Challenge: Reproduce each line of the listing exactly.

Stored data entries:
↓
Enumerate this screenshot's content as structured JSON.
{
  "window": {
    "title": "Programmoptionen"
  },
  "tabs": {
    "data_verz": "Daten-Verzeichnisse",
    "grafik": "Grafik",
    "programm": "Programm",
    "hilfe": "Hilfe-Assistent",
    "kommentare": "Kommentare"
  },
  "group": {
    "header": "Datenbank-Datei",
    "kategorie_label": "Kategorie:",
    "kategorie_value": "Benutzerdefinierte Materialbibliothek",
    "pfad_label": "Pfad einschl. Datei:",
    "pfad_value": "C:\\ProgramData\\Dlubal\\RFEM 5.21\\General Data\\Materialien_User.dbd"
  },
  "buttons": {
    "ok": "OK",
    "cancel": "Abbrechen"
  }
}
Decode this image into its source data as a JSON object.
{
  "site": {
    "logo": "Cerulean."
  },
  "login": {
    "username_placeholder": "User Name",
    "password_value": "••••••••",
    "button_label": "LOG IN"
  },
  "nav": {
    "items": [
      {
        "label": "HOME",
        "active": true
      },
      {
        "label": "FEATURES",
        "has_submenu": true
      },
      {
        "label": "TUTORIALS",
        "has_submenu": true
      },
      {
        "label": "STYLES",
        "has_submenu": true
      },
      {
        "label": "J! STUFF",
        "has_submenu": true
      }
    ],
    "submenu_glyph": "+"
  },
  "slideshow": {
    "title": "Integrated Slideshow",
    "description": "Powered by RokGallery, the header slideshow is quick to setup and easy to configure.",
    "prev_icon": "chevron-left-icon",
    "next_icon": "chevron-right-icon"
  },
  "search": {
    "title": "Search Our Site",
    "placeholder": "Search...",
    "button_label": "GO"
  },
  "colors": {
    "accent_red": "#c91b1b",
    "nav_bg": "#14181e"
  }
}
↑
Result of the task:
Enumerate this screenshot's content as structured JSON.
{
  "window": {
    "title": "Programmoptionen"
  },
  "tabs": {
    "data_verz": "Daten-Verzeichnisse",
    "grafik": "Grafik",
    "programm": "Programm",
    "hilfe": "Hilfe-Assistent",
    "kommentare": "Kommentare"
  },
  "group": {
    "header": "Datenbank-Datei",
    "kategorie_label": "Kategorie:",
    "kategorie_value": "Benutzerdefinierte Materialbibliothek",
    "pfad_label": "Pfad einschl. Datei:",
    "pfad_value": "C:\\ProgramData\\Dlubal\\RFEM 5.21\\General Data\\Materialien_User.dbd"
  },
  "buttons": {
    "ok": "OK",
    "cancel": "Abbrechen"
  }
}
Decode this image into its source data as a JSON object.
{
  "site": {
    "logo": "Cerulean."
  },
  "login": {
    "username_placeholder": "User Name",
    "password_value": "••••••••",
    "button_label": "LOG IN"
  },
  "nav": {
    "items": [
      {
        "label": "HOME",
        "active": true
      },
      {
        "label": "FEATURES",
        "has_submenu": true
      },
      {
        "label": "TUTORIALS",
        "has_submenu": true
      },
      {
        "label": "STYLES",
        "has_submenu": true
      },
      {
        "label": "J! STUFF",
        "has_submenu": true
      }
    ],
    "submenu_glyph": "+"
  },
  "slideshow": {
    "title": "Integrated Slideshow",
    "description": "Powered by RokGallery, the header slideshow is quick to setup and easy to configure.",
    "prev_icon": "chevron-left-icon",
    "next_icon": "chevron-right-icon"
  },
  "search": {
    "title": "Search Our Site",
    "placeholder": "Search...",
    "button_label": "GO"
  },
  "colors": {
    "accent_red": "#c91b1b",
    "nav_bg": "#14181e"
  }
}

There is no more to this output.